**EXERCISE AIM**
Each line below should be reproduced without any alteration.

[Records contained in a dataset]
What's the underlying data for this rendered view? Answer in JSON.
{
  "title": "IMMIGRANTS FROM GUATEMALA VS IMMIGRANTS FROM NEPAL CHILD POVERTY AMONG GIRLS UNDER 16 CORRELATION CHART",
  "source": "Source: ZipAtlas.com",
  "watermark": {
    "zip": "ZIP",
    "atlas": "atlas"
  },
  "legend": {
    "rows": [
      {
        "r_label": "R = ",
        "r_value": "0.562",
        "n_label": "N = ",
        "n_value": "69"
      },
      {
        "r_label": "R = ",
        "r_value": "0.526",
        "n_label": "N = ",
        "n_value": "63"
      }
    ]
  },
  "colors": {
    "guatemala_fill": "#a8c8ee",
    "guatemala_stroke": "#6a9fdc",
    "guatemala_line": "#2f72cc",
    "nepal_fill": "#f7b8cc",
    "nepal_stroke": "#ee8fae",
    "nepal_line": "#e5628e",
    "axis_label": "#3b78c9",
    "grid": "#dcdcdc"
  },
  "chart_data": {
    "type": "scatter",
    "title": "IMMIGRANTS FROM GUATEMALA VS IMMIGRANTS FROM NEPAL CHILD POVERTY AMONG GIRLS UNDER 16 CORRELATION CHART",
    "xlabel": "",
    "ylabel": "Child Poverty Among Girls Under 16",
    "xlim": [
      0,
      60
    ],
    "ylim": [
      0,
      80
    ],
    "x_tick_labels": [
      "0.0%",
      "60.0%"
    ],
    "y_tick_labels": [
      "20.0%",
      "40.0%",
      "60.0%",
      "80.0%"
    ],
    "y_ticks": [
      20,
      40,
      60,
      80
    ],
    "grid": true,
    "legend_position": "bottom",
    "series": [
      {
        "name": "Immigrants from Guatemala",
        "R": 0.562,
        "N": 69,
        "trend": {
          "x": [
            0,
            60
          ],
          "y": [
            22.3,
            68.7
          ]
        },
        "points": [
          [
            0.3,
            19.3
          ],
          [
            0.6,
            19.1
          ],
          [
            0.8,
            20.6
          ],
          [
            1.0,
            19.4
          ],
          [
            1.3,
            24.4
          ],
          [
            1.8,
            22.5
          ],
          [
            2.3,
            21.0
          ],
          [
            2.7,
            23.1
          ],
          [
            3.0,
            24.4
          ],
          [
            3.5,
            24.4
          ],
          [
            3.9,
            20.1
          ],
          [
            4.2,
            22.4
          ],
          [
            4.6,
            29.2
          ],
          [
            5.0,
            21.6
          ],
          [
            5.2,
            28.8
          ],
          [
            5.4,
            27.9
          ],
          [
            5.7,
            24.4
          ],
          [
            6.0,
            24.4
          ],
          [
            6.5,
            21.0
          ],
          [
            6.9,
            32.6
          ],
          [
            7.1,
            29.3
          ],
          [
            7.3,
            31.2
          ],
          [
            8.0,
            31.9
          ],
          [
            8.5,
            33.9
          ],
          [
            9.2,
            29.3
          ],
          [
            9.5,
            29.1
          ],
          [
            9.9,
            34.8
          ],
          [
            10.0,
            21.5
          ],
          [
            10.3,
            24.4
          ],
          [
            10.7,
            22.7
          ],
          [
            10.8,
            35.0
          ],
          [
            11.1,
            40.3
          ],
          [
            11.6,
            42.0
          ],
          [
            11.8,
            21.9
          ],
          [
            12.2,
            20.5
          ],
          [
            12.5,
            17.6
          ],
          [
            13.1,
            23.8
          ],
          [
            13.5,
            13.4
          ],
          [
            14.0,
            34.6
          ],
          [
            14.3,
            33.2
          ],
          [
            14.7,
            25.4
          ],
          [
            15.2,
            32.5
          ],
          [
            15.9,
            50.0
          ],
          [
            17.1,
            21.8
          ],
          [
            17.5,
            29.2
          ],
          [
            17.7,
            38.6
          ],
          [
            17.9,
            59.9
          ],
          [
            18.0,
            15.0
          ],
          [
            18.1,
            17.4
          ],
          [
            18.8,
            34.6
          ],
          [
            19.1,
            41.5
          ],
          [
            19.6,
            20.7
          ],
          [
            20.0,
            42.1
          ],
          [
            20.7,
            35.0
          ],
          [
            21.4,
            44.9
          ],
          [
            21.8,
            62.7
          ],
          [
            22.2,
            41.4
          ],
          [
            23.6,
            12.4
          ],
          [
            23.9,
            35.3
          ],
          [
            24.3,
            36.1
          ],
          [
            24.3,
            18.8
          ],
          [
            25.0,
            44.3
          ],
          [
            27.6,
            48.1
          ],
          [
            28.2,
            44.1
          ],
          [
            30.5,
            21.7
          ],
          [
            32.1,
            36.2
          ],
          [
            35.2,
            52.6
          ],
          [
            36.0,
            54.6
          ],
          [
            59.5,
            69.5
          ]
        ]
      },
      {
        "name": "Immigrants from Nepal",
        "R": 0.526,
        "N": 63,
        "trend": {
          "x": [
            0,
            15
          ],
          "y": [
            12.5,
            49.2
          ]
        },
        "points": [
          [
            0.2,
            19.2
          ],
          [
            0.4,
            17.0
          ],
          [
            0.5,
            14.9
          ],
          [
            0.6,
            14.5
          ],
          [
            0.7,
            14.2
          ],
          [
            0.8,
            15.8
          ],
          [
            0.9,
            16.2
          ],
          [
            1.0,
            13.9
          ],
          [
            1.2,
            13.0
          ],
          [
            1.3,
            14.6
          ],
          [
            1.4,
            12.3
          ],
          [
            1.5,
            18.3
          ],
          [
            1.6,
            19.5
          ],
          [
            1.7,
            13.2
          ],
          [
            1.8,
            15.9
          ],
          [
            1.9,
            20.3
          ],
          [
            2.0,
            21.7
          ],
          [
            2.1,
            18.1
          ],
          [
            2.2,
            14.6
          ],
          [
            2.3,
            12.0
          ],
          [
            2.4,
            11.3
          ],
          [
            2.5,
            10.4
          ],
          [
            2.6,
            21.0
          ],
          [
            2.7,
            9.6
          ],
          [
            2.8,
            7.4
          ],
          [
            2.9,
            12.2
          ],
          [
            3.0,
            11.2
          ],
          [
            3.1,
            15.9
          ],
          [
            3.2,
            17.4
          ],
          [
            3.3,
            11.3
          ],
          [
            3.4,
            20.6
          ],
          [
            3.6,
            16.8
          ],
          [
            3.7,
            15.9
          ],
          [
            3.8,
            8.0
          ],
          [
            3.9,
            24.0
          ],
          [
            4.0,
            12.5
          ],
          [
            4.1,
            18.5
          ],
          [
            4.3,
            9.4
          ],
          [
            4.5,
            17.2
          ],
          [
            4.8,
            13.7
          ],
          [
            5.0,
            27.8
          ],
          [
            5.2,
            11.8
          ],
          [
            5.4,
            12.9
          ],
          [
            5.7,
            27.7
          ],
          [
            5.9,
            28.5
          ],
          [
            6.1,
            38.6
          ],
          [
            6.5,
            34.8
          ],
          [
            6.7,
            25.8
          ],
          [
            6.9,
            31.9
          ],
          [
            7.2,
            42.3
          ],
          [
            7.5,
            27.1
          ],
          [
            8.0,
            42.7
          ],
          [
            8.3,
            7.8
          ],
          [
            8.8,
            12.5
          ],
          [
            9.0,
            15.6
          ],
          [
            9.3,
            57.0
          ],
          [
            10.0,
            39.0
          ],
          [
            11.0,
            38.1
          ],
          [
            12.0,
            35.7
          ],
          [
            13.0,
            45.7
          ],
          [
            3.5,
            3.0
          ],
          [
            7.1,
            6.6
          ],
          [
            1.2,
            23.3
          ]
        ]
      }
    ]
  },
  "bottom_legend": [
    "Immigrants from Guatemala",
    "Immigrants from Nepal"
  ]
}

**EXPECTED OUTPUT**
What's the underlying data for this rendered view? Answer in JSON.
{
  "title": "IMMIGRANTS FROM GUATEMALA VS IMMIGRANTS FROM NEPAL CHILD POVERTY AMONG GIRLS UNDER 16 CORRELATION CHART",
  "source": "Source: ZipAtlas.com",
  "watermark": {
    "zip": "ZIP",
    "atlas": "atlas"
  },
  "legend": {
    "rows": [
      {
        "r_label": "R = ",
        "r_value": "0.562",
        "n_label": "N = ",
        "n_value": "69"
      },
      {
        "r_label": "R = ",
        "r_value": "0.526",
        "n_label": "N = ",
        "n_value": "63"
      }
    ]
  },
  "colors": {
    "guatemala_fill": "#a8c8ee",
    "guatemala_stroke": "#6a9fdc",
    "guatemala_line": "#2f72cc",
    "nepal_fill": "#f7b8cc",
    "nepal_stroke": "#ee8fae",
    "nepal_line": "#e5628e",
    "axis_label": "#3b78c9",
    "grid": "#dcdcdc"
  },
  "chart_data": {
    "type": "scatter",
    "title": "IMMIGRANTS FROM GUATEMALA VS IMMIGRANTS FROM NEPAL CHILD POVERTY AMONG GIRLS UNDER 16 CORRELATION CHART",
    "xlabel": "",
    "ylabel": "Child Poverty Among Girls Under 16",
    "xlim": [
      0,
      60
    ],
    "ylim": [
      0,
      80
    ],
    "x_tick_labels": [
      "0.0%",
      "60.0%"
    ],
    "y_tick_labels": [
      "20.0%",
      "40.0%",
      "60.0%",
      "80.0%"
    ],
    "y_ticks": [
      20,
      40,
      60,
      80
    ],
    "grid": true,
    "legend_position": "bottom",
    "series": [
      {
        "name": "Immigrants from Guatemala",
        "R": 0.562,
        "N": 69,
        "trend": {
          "x": [
            0,
            60
          ],
          "y": [
            22.3,
            68.7
          ]
        },
        "points": [
          [
            0.3,
            19.3
          ],
          [
            0.6,
            19.1
          ],
          [
            0.8,
            20.6
          ],
          [
            1.0,
            19.4
          ],
          [
            1.3,
            24.4
          ],
          [
            1.8,
            22.5
          ],
          [
            2.3,
            21.0
          ],
          [
            2.7,
            23.1
          ],
          [
            3.0,
            24.4
          ],
          [
            3.5,
            24.4
          ],
          [
            3.9,
            20.1
          ],
          [
            4.2,
            22.4
          ],
          [
            4.6,
            29.2
          ],
          [
            5.0,
            21.6
          ],
          [
            5.2,
            28.8
          ],
          [
            5.4,
            27.9
          ],
          [
            5.7,
            24.4
          ],
          [
            6.0,
            24.4
          ],
          [
            6.5,
            21.0
          ],
          [
            6.9,
            32.6
          ],
          [
            7.1,
            29.3
          ],
          [
            7.3,
            31.2
          ],
          [
            8.0,
            31.9
          ],
          [
            8.5,
            33.9
          ],
          [
            9.2,
            29.3
          ],
          [
            9.5,
            29.1
          ],
          [
            9.9,
            34.8
          ],
          [
            10.0,
            21.5
          ],
          [
            10.3,
            24.4
          ],
          [
            10.7,
            22.7
          ],
          [
            10.8,
            35.0
          ],
          [
            11.1,
            40.3
          ],
          [
            11.6,
            42.0
          ],
          [
            11.8,
            21.9
          ],
          [
            12.2,
            20.5
          ],
          [
            12.5,
            17.6
          ],
          [
            13.1,
            23.8
          ],
          [
            13.5,
            13.4
          ],
          [
            14.0,
            34.6
          ],
          [
            14.3,
            33.2
          ],
          [
            14.7,
            25.4
          ],
          [
            15.2,
            32.5
          ],
          [
            15.9,
            50.0
          ],
          [
            17.1,
            21.8
          ],
          [
            17.5,
            29.2
          ],
          [
            17.7,
            38.6
          ],
          [
            17.9,
            59.9
          ],
          [
            18.0,
            15.0
          ],
          [
            18.1,
            17.4
          ],
          [
            18.8,
            34.6
          ],
          [
            19.1,
            41.5
          ],
          [
            19.6,
            20.7
          ],
          [
            20.0,
            42.1
          ],
          [
            20.7,
            35.0
          ],
          [
            21.4,
            44.9
          ],
          [
            21.8,
            62.7
          ],
          [
            22.2,
            41.4
          ],
          [
            23.6,
            12.4
          ],
          [
            23.9,
            35.3
          ],
          [
            24.3,
            36.1
          ],
          [
            24.3,
            18.8
          ],
          [
            25.0,
            44.3
          ],
          [
            27.6,
            48.1
          ],
          [
            28.2,
            44.1
          ],
          [
            30.5,
            21.7
          ],
          [
            32.1,
            36.2
          ],
          [
            35.2,
            52.6
          ],
          [
            36.0,
            54.6
          ],
          [
            59.5,
            69.5
          ]
        ]
      },
      {
        "name": "Immigrants from Nepal",
        "R": 0.526,
        "N": 63,
        "trend": {
          "x": [
            0,
            15
          ],
          "y": [
            12.5,
            49.2
          ]
        },
        "points": [
          [
            0.2,
            19.2
          ],
          [
            0.4,
            17.0
          ],
          [
            0.5,
            14.9
          ],
          [
            0.6,
            14.5
          ],
          [
            0.7,
            14.2
          ],
          [
            0.8,
            15.8
          ],
          [
            0.9,
            16.2
          ],
          [
            1.0,
            13.9
          ],
          [
            1.2,
            13.0
          ],
          [
            1.3,
            14.6
          ],
          [
            1.4,
            12.3
          ],
          [
            1.5,
            18.3
          ],
          [
            1.6,
            19.5
          ],
          [
            1.7,
            13.2
          ],
          [
            1.8,
            15.9
          ],
          [
            1.9,
            20.3
          ],
          [
            2.0,
            21.7
          ],
          [
            2.1,
            18.1
          ],
          [
            2.2,
            14.6
          ],
          [
            2.3,
            12.0
          ],
          [
            2.4,
            11.3
          ],
          [
            2.5,
            10.4
          ],
          [
            2.6,
            21.0
          ],
          [
            2.7,
            9.6
          ],
          [
            2.8,
            7.4
          ],
          [
            2.9,
            12.2
          ],
          [
            3.0,
            11.2
          ],
          [
            3.1,
            15.9
          ],
          [
            3.2,
            17.4
          ],
          [
            3.3,
            11.3
          ],
          [
            3.4,
            20.6
          ],
          [
            3.6,
            16.8
          ],
          [
            3.7,
            15.9
          ],
          [
            3.8,
            8.0
          ],
          [
            3.9,
            24.0
          ],
          [
            4.0,
            12.5
          ],
          [
            4.1,
            18.5
          ],
          [
            4.3,
            9.4
          ],
          [
            4.5,
            17.2
          ],
          [
            4.8,
            13.7
          ],
          [
            5.0,
            27.8
          ],
          [
            5.2,
            11.8
          ],
          [
            5.4,
            12.9
          ],
          [
            5.7,
            27.7
          ],
          [
            5.9,
            28.5
          ],
          [
            6.1,
            38.6
          ],
          [
            6.5,
            34.8
          ],
          [
            6.7,
            25.8
          ],
          [
            6.9,
            31.9
          ],
          [
            7.2,
            42.3
          ],
          [
            7.5,
            27.1
          ],
          [
            8.0,
            42.7
          ],
          [
            8.3,
            7.8
          ],
          [
            8.8,
            12.5
          ],
          [
            9.0,
            15.6
          ],
          [
            9.3,
            57.0
          ],
          [
            10.0,
            39.0
          ],
          [
            11.0,
            38.1
          ],
          [
            12.0,
            35.7
          ],
          [
            13.0,
            45.7
          ],
          [
            3.5,
            3.0
          ],
          [
            7.1,
            6.6
          ],
          [
            1.2,
            23.3
          ]
        ]
      }
    ]
  },
  "bottom_legend": [
    "Immigrants from Guatemala",
    "Immigrants from Nepal"
  ]
}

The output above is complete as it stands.